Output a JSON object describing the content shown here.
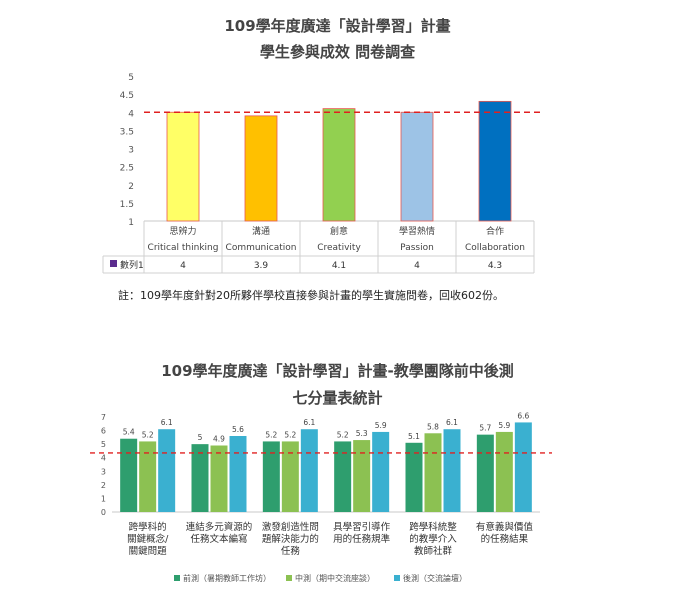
{
  "chart_data": [
    {
      "type": "bar",
      "title": "109學年度廣達「設計學習」計畫",
      "subtitle": "學生參與成效 問卷調查",
      "categories": [
        {
          "zh": "思辨力",
          "en": "Critical thinking"
        },
        {
          "zh": "溝通",
          "en": "Communication"
        },
        {
          "zh": "創意",
          "en": "Creativity"
        },
        {
          "zh": "學習熱情",
          "en": "Passion"
        },
        {
          "zh": "合作",
          "en": "Collaboration"
        }
      ],
      "series": [
        {
          "name": "數列1",
          "values": [
            4,
            3.9,
            4.1,
            4,
            4.3
          ]
        }
      ],
      "value_labels": [
        "4",
        "3.9",
        "4.1",
        "4",
        "4.3"
      ],
      "bar_colors": [
        "#ffff66",
        "#ffc000",
        "#92d050",
        "#9dc3e6",
        "#0070c0"
      ],
      "legend_color": "#5b2c8e",
      "ylim": [
        1,
        5
      ],
      "yticks": [
        "1",
        "1.5",
        "2",
        "2.5",
        "3",
        "3.5",
        "4",
        "4.5",
        "5"
      ],
      "reference_line": 4,
      "reference_color": "#e02020",
      "grid": false,
      "data_table": true
    },
    {
      "type": "bar",
      "title": "109學年度廣達「設計學習」計畫-教學團隊前中後測",
      "subtitle": "七分量表統計",
      "categories": [
        [
          "跨學科的",
          "關鍵概念/",
          "關鍵問題"
        ],
        [
          "連結多元資源的",
          "任務文本編寫"
        ],
        [
          "激發創造性問",
          "題解決能力的",
          "任務"
        ],
        [
          "具學習引導作",
          "用的任務規準"
        ],
        [
          "跨學科統整",
          "的教學介入",
          "教師社群"
        ],
        [
          "有意義與價值",
          "的任務結果"
        ]
      ],
      "series": [
        {
          "name": "前測（暑期教師工作坊）",
          "values": [
            5.4,
            5,
            5.2,
            5.2,
            5.1,
            5.7
          ],
          "labels": [
            "5.4",
            "5",
            "5.2",
            "5.2",
            "5.1",
            "5.7"
          ],
          "color": "#2e9e6e"
        },
        {
          "name": "中測（期中交流座談）",
          "values": [
            5.2,
            4.9,
            5.2,
            5.3,
            5.8,
            5.9
          ],
          "labels": [
            "5.2",
            "4.9",
            "5.2",
            "5.3",
            "5.8",
            "5.9"
          ],
          "color": "#8cc152"
        },
        {
          "name": "後測（交流論壇）",
          "values": [
            6.1,
            5.6,
            6.1,
            5.9,
            6.1,
            6.6
          ],
          "labels": [
            "6.1",
            "5.6",
            "6.1",
            "5.9",
            "6.1",
            "6.6"
          ],
          "color": "#3ab0d0"
        }
      ],
      "ylim": [
        0,
        7
      ],
      "yticks": [
        "0",
        "1",
        "2",
        "3",
        "4",
        "5",
        "6",
        "7"
      ],
      "reference_line": 4.35,
      "reference_color": "#e02020",
      "grid": false,
      "legend": "bottom"
    }
  ],
  "note": "註：109學年度針對20所夥伴學校直接參與計畫的學生實施問卷，回收602份。"
}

— TO BE DONE —
Reproduce every line above as written, skipping pictures.

— WRITTEN RESPONSE —
Output a JSON object describing the content shown here.
{
  "chart_data": [
    {
      "type": "bar",
      "title": "109學年度廣達「設計學習」計畫",
      "subtitle": "學生參與成效 問卷調查",
      "categories": [
        {
          "zh": "思辨力",
          "en": "Critical thinking"
        },
        {
          "zh": "溝通",
          "en": "Communication"
        },
        {
          "zh": "創意",
          "en": "Creativity"
        },
        {
          "zh": "學習熱情",
          "en": "Passion"
        },
        {
          "zh": "合作",
          "en": "Collaboration"
        }
      ],
      "series": [
        {
          "name": "數列1",
          "values": [
            4,
            3.9,
            4.1,
            4,
            4.3
          ]
        }
      ],
      "value_labels": [
        "4",
        "3.9",
        "4.1",
        "4",
        "4.3"
      ],
      "bar_colors": [
        "#ffff66",
        "#ffc000",
        "#92d050",
        "#9dc3e6",
        "#0070c0"
      ],
      "legend_color": "#5b2c8e",
      "ylim": [
        1,
        5
      ],
      "yticks": [
        "1",
        "1.5",
        "2",
        "2.5",
        "3",
        "3.5",
        "4",
        "4.5",
        "5"
      ],
      "reference_line": 4,
      "reference_color": "#e02020",
      "grid": false,
      "data_table": true
    },
    {
      "type": "bar",
      "title": "109學年度廣達「設計學習」計畫-教學團隊前中後測",
      "subtitle": "七分量表統計",
      "categories": [
        [
          "跨學科的",
          "關鍵概念/",
          "關鍵問題"
        ],
        [
          "連結多元資源的",
          "任務文本編寫"
        ],
        [
          "激發創造性問",
          "題解決能力的",
          "任務"
        ],
        [
          "具學習引導作",
          "用的任務規準"
        ],
        [
          "跨學科統整",
          "的教學介入",
          "教師社群"
        ],
        [
          "有意義與價值",
          "的任務結果"
        ]
      ],
      "series": [
        {
          "name": "前測（暑期教師工作坊）",
          "values": [
            5.4,
            5,
            5.2,
            5.2,
            5.1,
            5.7
          ],
          "labels": [
            "5.4",
            "5",
            "5.2",
            "5.2",
            "5.1",
            "5.7"
          ],
          "color": "#2e9e6e"
        },
        {
          "name": "中測（期中交流座談）",
          "values": [
            5.2,
            4.9,
            5.2,
            5.3,
            5.8,
            5.9
          ],
          "labels": [
            "5.2",
            "4.9",
            "5.2",
            "5.3",
            "5.8",
            "5.9"
          ],
          "color": "#8cc152"
        },
        {
          "name": "後測（交流論壇）",
          "values": [
            6.1,
            5.6,
            6.1,
            5.9,
            6.1,
            6.6
          ],
          "labels": [
            "6.1",
            "5.6",
            "6.1",
            "5.9",
            "6.1",
            "6.6"
          ],
          "color": "#3ab0d0"
        }
      ],
      "ylim": [
        0,
        7
      ],
      "yticks": [
        "0",
        "1",
        "2",
        "3",
        "4",
        "5",
        "6",
        "7"
      ],
      "reference_line": 4.35,
      "reference_color": "#e02020",
      "grid": false,
      "legend": "bottom"
    }
  ],
  "note": "註：109學年度針對20所夥伴學校直接參與計畫的學生實施問卷，回收602份。"
}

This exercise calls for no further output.